**Written request**
Using the listing below, extract each line that has the word "color" in it.

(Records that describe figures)
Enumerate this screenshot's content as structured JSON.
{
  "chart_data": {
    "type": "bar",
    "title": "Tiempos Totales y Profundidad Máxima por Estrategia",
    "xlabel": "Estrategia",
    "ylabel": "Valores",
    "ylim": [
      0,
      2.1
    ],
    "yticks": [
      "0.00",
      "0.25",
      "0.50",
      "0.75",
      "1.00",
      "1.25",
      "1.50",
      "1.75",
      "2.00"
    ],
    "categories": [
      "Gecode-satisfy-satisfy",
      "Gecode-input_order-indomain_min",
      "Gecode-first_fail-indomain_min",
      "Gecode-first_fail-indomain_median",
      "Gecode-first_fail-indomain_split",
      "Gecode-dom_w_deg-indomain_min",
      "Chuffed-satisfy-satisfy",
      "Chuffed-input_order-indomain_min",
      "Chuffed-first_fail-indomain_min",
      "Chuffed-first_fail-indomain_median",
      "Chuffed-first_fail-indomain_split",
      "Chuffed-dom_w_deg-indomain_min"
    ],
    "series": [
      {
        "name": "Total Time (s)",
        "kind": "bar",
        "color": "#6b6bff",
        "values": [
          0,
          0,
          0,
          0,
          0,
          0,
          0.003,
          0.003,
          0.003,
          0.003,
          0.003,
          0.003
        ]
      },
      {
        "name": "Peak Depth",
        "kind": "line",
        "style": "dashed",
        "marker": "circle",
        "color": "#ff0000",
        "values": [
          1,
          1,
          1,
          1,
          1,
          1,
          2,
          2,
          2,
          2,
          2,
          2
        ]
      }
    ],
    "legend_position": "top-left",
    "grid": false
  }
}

...

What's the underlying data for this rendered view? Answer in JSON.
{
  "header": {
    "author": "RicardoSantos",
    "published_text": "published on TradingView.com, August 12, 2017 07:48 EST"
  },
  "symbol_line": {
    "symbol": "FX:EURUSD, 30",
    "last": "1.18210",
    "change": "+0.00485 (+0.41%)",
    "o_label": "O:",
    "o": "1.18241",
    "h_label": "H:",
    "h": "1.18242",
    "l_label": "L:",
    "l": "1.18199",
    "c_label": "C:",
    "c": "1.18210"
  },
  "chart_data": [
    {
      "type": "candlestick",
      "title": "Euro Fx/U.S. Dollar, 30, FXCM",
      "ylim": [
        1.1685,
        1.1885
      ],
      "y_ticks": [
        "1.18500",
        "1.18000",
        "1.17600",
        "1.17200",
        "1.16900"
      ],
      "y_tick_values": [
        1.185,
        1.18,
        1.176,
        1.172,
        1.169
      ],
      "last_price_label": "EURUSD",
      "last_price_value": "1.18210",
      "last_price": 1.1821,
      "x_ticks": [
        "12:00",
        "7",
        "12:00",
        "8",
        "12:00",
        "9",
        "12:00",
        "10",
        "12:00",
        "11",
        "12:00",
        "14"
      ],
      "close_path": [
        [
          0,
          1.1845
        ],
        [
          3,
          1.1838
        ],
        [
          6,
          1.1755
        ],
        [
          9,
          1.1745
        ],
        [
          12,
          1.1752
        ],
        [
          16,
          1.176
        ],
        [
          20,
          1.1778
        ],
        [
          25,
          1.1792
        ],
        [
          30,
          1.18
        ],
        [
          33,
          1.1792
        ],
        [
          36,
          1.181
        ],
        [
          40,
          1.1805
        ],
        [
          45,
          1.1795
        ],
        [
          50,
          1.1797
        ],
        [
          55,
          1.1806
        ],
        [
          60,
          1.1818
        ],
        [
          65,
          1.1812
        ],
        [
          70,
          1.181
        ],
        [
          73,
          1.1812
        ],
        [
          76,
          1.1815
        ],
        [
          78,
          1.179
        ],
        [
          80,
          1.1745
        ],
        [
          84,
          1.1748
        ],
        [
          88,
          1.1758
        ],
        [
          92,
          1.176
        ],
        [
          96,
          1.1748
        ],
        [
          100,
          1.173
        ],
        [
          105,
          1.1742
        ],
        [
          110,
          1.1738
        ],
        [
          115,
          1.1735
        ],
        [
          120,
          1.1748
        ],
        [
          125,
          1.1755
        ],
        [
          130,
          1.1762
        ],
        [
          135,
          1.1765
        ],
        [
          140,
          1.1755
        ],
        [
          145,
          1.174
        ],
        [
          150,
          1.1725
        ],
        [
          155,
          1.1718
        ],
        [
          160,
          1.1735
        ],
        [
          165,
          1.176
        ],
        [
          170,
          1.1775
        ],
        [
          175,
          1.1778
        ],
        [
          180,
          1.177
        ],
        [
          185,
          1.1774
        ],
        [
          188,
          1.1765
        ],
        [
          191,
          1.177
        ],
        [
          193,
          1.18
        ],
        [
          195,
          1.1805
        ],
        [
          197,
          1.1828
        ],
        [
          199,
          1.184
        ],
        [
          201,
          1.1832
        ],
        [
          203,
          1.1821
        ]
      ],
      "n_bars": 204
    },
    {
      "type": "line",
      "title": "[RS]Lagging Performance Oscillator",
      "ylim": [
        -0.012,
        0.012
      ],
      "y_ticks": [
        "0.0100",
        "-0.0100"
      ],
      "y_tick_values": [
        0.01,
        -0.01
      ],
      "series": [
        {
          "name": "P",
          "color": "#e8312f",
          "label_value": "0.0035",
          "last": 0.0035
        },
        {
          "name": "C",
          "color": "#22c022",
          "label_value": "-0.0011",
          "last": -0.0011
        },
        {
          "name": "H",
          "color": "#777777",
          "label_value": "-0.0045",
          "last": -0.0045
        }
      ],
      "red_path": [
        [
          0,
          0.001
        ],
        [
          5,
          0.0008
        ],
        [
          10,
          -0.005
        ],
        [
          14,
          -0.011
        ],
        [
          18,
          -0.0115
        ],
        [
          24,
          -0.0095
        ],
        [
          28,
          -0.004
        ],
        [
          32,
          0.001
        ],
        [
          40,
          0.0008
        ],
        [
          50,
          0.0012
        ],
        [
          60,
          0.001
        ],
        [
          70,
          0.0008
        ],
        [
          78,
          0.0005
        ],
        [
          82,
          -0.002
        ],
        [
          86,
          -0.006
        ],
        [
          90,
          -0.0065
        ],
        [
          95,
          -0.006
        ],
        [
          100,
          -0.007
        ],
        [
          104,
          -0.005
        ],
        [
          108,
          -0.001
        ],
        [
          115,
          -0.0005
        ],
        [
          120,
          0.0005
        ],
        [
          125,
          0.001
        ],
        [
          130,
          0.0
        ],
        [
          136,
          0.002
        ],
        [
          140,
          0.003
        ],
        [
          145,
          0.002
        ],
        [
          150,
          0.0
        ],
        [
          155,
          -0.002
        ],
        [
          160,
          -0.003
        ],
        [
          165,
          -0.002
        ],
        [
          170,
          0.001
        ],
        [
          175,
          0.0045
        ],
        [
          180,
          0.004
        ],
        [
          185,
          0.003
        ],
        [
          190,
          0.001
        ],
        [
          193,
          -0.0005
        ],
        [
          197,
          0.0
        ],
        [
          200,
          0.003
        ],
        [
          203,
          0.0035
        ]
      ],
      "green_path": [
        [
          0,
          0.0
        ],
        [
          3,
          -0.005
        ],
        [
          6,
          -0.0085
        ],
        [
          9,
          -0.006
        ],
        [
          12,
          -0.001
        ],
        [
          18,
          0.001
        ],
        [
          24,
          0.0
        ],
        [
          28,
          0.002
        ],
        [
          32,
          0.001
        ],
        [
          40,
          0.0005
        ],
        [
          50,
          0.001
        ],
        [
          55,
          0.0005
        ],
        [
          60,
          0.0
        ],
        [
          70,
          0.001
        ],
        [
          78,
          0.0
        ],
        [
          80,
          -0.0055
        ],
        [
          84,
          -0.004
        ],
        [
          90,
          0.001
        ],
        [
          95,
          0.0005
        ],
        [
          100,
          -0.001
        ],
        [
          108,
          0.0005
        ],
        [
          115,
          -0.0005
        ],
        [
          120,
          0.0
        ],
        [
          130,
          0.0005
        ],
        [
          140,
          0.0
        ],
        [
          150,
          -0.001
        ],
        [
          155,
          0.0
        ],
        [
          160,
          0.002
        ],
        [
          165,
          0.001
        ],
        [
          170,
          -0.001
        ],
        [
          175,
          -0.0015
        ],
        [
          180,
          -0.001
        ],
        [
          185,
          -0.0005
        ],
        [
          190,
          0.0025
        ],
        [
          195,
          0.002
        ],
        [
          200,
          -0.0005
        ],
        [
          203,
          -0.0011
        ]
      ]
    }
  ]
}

**Output for this task**
        "color": "#6b6bff",
        "color": "#ff0000",
          "color": "#e8312f",
          "color": "#22c022",
          "color": "#777777",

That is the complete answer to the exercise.